§ **Stored records**:

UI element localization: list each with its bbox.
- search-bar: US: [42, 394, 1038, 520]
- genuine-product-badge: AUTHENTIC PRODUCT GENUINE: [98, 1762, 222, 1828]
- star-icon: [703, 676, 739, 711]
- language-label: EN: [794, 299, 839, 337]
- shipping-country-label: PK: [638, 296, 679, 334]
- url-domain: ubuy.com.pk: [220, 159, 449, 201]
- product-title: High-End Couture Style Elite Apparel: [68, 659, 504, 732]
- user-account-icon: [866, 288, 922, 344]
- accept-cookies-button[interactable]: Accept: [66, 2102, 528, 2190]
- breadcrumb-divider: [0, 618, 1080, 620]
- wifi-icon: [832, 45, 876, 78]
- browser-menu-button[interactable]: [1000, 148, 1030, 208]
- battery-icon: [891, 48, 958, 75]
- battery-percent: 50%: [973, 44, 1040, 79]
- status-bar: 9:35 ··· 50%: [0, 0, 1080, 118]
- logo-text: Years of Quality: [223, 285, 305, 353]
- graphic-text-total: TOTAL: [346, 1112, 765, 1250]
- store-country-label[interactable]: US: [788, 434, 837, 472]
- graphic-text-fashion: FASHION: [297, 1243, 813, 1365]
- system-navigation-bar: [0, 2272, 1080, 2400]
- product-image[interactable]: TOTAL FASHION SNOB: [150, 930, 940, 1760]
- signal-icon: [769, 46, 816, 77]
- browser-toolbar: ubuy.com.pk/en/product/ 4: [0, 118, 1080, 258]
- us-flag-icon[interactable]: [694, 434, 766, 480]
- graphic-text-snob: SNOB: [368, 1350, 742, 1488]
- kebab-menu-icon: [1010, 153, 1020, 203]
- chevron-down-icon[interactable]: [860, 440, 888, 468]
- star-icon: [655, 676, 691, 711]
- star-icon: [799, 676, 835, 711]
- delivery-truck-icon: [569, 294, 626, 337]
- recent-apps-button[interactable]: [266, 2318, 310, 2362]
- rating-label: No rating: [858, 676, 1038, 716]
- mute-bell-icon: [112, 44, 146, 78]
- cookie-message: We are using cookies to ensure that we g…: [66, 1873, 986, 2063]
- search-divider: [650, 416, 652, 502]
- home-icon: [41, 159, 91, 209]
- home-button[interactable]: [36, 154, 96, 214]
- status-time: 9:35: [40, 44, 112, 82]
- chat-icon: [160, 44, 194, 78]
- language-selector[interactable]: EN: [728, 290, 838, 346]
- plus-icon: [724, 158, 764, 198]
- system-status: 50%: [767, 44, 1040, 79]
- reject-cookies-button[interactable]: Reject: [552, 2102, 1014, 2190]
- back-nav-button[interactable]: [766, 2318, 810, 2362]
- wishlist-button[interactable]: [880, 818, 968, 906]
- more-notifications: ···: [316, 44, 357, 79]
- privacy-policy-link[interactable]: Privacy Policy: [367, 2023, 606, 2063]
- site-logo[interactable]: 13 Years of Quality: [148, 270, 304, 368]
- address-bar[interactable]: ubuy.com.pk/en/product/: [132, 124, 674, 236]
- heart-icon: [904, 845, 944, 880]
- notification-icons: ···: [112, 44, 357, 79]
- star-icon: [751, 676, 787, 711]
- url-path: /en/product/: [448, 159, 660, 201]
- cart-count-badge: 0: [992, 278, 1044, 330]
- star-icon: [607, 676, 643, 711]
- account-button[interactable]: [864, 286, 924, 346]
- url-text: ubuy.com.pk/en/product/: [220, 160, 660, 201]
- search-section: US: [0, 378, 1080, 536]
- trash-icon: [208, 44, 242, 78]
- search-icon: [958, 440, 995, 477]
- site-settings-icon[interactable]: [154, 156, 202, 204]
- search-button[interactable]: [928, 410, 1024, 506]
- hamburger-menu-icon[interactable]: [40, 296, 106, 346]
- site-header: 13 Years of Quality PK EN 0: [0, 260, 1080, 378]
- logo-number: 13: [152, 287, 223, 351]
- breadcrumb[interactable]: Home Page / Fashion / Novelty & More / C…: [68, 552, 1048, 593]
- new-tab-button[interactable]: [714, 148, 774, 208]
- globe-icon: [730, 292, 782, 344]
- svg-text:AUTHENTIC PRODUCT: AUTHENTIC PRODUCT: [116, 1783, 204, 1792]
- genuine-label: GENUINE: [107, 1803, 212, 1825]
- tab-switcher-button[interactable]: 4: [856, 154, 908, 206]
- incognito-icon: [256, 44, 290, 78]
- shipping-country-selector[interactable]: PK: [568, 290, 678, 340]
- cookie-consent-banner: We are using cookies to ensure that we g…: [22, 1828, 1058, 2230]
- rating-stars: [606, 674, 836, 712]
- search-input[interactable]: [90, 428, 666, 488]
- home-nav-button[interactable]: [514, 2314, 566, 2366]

§ **Directions**:
Copy every line of the records above word for word, leaving nothing out and changing nothing.

§ **Problem solution**:
UI element localization: list each with its bbox.
- search-bar: US: [42, 394, 1038, 520]
- genuine-product-badge: AUTHENTIC PRODUCT GENUINE: [98, 1762, 222, 1828]
- star-icon: [703, 676, 739, 711]
- language-label: EN: [794, 299, 839, 337]
- shipping-country-label: PK: [638, 296, 679, 334]
- url-domain: ubuy.com.pk: [220, 159, 449, 201]
- product-title: High-End Couture Style Elite Apparel: [68, 659, 504, 732]
- user-account-icon: [866, 288, 922, 344]
- accept-cookies-button[interactable]: Accept: [66, 2102, 528, 2190]
- breadcrumb-divider: [0, 618, 1080, 620]
- wifi-icon: [832, 45, 876, 78]
- browser-menu-button[interactable]: [1000, 148, 1030, 208]
- battery-icon: [891, 48, 958, 75]
- battery-percent: 50%: [973, 44, 1040, 79]
- status-bar: 9:35 ··· 50%: [0, 0, 1080, 118]
- logo-text: Years of Quality: [223, 285, 305, 353]
- graphic-text-total: TOTAL: [346, 1112, 765, 1250]
- store-country-label[interactable]: US: [788, 434, 837, 472]
- graphic-text-fashion: FASHION: [297, 1243, 813, 1365]
- system-navigation-bar: [0, 2272, 1080, 2400]
- product-image[interactable]: TOTAL FASHION SNOB: [150, 930, 940, 1760]
- signal-icon: [769, 46, 816, 77]
- browser-toolbar: ubuy.com.pk/en/product/ 4: [0, 118, 1080, 258]
- us-flag-icon[interactable]: [694, 434, 766, 480]
- graphic-text-snob: SNOB: [368, 1350, 742, 1488]
- kebab-menu-icon: [1010, 153, 1020, 203]
- chevron-down-icon[interactable]: [860, 440, 888, 468]
- star-icon: [655, 676, 691, 711]
- star-icon: [799, 676, 835, 711]
- delivery-truck-icon: [569, 294, 626, 337]
- recent-apps-button[interactable]: [266, 2318, 310, 2362]
- rating-label: No rating: [858, 676, 1038, 716]
- mute-bell-icon: [112, 44, 146, 78]
- cookie-message: We are using cookies to ensure that we g…: [66, 1873, 986, 2063]
- search-divider: [650, 416, 652, 502]
- home-icon: [41, 159, 91, 209]
- home-button[interactable]: [36, 154, 96, 214]
- status-time: 9:35: [40, 44, 112, 82]
- chat-icon: [160, 44, 194, 78]
- language-selector[interactable]: EN: [728, 290, 838, 346]
- plus-icon: [724, 158, 764, 198]
- system-status: 50%: [767, 44, 1040, 79]
- reject-cookies-button[interactable]: Reject: [552, 2102, 1014, 2190]
- back-nav-button[interactable]: [766, 2318, 810, 2362]
- wishlist-button[interactable]: [880, 818, 968, 906]
- more-notifications: ···: [316, 44, 357, 79]
- privacy-policy-link[interactable]: Privacy Policy: [367, 2023, 606, 2063]
- site-logo[interactable]: 13 Years of Quality: [148, 270, 304, 368]
- address-bar[interactable]: ubuy.com.pk/en/product/: [132, 124, 674, 236]
- heart-icon: [904, 845, 944, 880]
- notification-icons: ···: [112, 44, 357, 79]
- star-icon: [751, 676, 787, 711]
- url-path: /en/product/: [448, 159, 660, 201]
- cart-count-badge: 0: [992, 278, 1044, 330]
- star-icon: [607, 676, 643, 711]
- account-button[interactable]: [864, 286, 924, 346]
- url-text: ubuy.com.pk/en/product/: [220, 160, 660, 201]
- search-section: US: [0, 378, 1080, 536]
- trash-icon: [208, 44, 242, 78]
- search-icon: [958, 440, 995, 477]
- site-settings-icon[interactable]: [154, 156, 202, 204]
- search-button[interactable]: [928, 410, 1024, 506]
- hamburger-menu-icon[interactable]: [40, 296, 106, 346]
- site-header: 13 Years of Quality PK EN 0: [0, 260, 1080, 378]
- logo-number: 13: [152, 287, 223, 351]
- breadcrumb[interactable]: Home Page / Fashion / Novelty & More / C…: [68, 552, 1048, 593]
- new-tab-button[interactable]: [714, 148, 774, 208]
- globe-icon: [730, 292, 782, 344]
- svg-text:AUTHENTIC PRODUCT: AUTHENTIC PRODUCT: [116, 1783, 204, 1792]
- genuine-label: GENUINE: [107, 1803, 212, 1825]
- tab-switcher-button[interactable]: 4: [856, 154, 908, 206]
- incognito-icon: [256, 44, 290, 78]
- shipping-country-selector[interactable]: PK: [568, 290, 678, 340]
- cookie-consent-banner: We are using cookies to ensure that we g…: [22, 1828, 1058, 2230]
- rating-stars: [606, 674, 836, 712]
- search-input[interactable]: [90, 428, 666, 488]
- home-nav-button[interactable]: [514, 2314, 566, 2366]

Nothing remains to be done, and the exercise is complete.